— WHAT IS ASKED —
Retype all the records with nothing changed.

— MATERIAL SUPPLIED —
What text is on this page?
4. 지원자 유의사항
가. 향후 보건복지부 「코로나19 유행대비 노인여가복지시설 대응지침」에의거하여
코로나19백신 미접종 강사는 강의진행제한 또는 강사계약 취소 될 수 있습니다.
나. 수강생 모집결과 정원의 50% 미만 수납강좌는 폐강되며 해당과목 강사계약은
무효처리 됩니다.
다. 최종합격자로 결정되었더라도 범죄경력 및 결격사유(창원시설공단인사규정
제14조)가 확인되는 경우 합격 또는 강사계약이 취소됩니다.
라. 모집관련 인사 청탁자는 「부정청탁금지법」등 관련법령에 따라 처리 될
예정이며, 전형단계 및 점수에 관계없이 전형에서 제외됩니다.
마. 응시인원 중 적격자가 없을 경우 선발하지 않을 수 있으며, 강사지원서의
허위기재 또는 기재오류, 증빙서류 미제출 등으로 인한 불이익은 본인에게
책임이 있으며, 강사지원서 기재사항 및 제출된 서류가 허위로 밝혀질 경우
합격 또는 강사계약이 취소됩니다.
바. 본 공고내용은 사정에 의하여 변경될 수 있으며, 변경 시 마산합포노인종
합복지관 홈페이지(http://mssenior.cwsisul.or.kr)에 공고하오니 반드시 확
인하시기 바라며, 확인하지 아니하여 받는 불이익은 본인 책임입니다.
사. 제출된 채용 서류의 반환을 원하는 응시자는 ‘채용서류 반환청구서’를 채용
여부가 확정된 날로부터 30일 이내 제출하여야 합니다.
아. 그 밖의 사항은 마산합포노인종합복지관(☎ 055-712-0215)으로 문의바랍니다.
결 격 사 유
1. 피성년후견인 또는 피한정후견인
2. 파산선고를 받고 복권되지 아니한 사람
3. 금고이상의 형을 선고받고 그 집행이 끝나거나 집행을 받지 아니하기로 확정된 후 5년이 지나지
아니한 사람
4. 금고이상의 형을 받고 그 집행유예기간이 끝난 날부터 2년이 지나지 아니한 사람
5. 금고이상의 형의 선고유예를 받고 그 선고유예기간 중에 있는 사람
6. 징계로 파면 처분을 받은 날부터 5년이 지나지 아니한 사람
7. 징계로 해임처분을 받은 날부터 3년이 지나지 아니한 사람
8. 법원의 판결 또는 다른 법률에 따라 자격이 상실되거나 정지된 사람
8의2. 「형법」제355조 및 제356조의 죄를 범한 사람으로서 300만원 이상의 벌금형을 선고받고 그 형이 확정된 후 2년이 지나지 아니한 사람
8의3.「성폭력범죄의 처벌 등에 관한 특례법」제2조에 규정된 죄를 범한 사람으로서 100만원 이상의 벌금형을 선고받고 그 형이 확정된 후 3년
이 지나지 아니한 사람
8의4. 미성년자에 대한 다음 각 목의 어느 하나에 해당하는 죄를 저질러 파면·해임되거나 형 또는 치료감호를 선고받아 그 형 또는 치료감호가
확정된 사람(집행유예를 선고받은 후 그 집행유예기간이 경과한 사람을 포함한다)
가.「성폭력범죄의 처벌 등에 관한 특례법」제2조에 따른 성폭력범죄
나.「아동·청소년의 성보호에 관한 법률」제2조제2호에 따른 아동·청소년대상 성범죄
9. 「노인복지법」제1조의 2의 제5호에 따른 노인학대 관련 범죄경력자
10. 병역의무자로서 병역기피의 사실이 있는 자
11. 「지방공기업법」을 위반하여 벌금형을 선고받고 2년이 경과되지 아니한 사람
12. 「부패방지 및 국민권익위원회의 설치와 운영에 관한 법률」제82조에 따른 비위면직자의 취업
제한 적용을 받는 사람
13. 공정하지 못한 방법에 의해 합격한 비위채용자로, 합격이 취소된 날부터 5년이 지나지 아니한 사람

— OUTPUT OF THE TASK —
What text is on this page?
4. 지원자 유의사항
가. 향후 보건복지부 「코로나19 유행대비 노인여가복지시설 대응지침」에의거하여
코로나19백신 미접종 강사는 강의진행제한 또는 강사계약 취소 될 수 있습니다.
나. 수강생 모집결과 정원의 50% 미만 수납강좌는 폐강되며 해당과목 강사계약은
무효처리 됩니다.
다. 최종합격자로 결정되었더라도 범죄경력 및 결격사유(창원시설공단인사규정
제14조)가 확인되는 경우 합격 또는 강사계약이 취소됩니다.
라. 모집관련 인사 청탁자는 「부정청탁금지법」등 관련법령에 따라 처리 될
예정이며, 전형단계 및 점수에 관계없이 전형에서 제외됩니다.
마. 응시인원 중 적격자가 없을 경우 선발하지 않을 수 있으며, 강사지원서의
허위기재 또는 기재오류, 증빙서류 미제출 등으로 인한 불이익은 본인에게
책임이 있으며, 강사지원서 기재사항 및 제출된 서류가 허위로 밝혀질 경우
합격 또는 강사계약이 취소됩니다.
바. 본 공고내용은 사정에 의하여 변경될 수 있으며, 변경 시 마산합포노인종
합복지관 홈페이지(http://mssenior.cwsisul.or.kr)에 공고하오니 반드시 확
인하시기 바라며, 확인하지 아니하여 받는 불이익은 본인 책임입니다.
사. 제출된 채용 서류의 반환을 원하는 응시자는 ‘채용서류 반환청구서’를 채용
여부가 확정된 날로부터 30일 이내 제출하여야 합니다.
아. 그 밖의 사항은 마산합포노인종합복지관(☎ 055-712-0215)으로 문의바랍니다.
결 격 사 유
1. 피성년후견인 또는 피한정후견인
2. 파산선고를 받고 복권되지 아니한 사람
3. 금고이상의 형을 선고받고 그 집행이 끝나거나 집행을 받지 아니하기로 확정된 후 5년이 지나지
아니한 사람
4. 금고이상의 형을 받고 그 집행유예기간이 끝난 날부터 2년이 지나지 아니한 사람
5. 금고이상의 형의 선고유예를 받고 그 선고유예기간 중에 있는 사람
6. 징계로 파면 처분을 받은 날부터 5년이 지나지 아니한 사람
7. 징계로 해임처분을 받은 날부터 3년이 지나지 아니한 사람
8. 법원의 판결 또는 다른 법률에 따라 자격이 상실되거나 정지된 사람
8의2. 「형법」제355조 및 제356조의 죄를 범한 사람으로서 300만원 이상의 벌금형을 선고받고 그 형이 확정된 후 2년이 지나지 아니한 사람
8의3.「성폭력범죄의 처벌 등에 관한 특례법」제2조에 규정된 죄를 범한 사람으로서 100만원 이상의 벌금형을 선고받고 그 형이 확정된 후 3년
이 지나지 아니한 사람
8의4. 미성년자에 대한 다음 각 목의 어느 하나에 해당하는 죄를 저질러 파면·해임되거나 형 또는 치료감호를 선고받아 그 형 또는 치료감호가
확정된 사람(집행유예를 선고받은 후 그 집행유예기간이 경과한 사람을 포함한다)
가.「성폭력범죄의 처벌 등에 관한 특례법」제2조에 따른 성폭력범죄
나.「아동·청소년의 성보호에 관한 법률」제2조제2호에 따른 아동·청소년대상 성범죄
9. 「노인복지법」제1조의 2의 제5호에 따른 노인학대 관련 범죄경력자
10. 병역의무자로서 병역기피의 사실이 있는 자
11. 「지방공기업법」을 위반하여 벌금형을 선고받고 2년이 경과되지 아니한 사람
12. 「부패방지 및 국민권익위원회의 설치와 운영에 관한 법률」제82조에 따른 비위면직자의 취업
제한 적용을 받는 사람
13. 공정하지 못한 방법에 의해 합격한 비위채용자로, 합격이 취소된 날부터 5년이 지나지 아니한 사람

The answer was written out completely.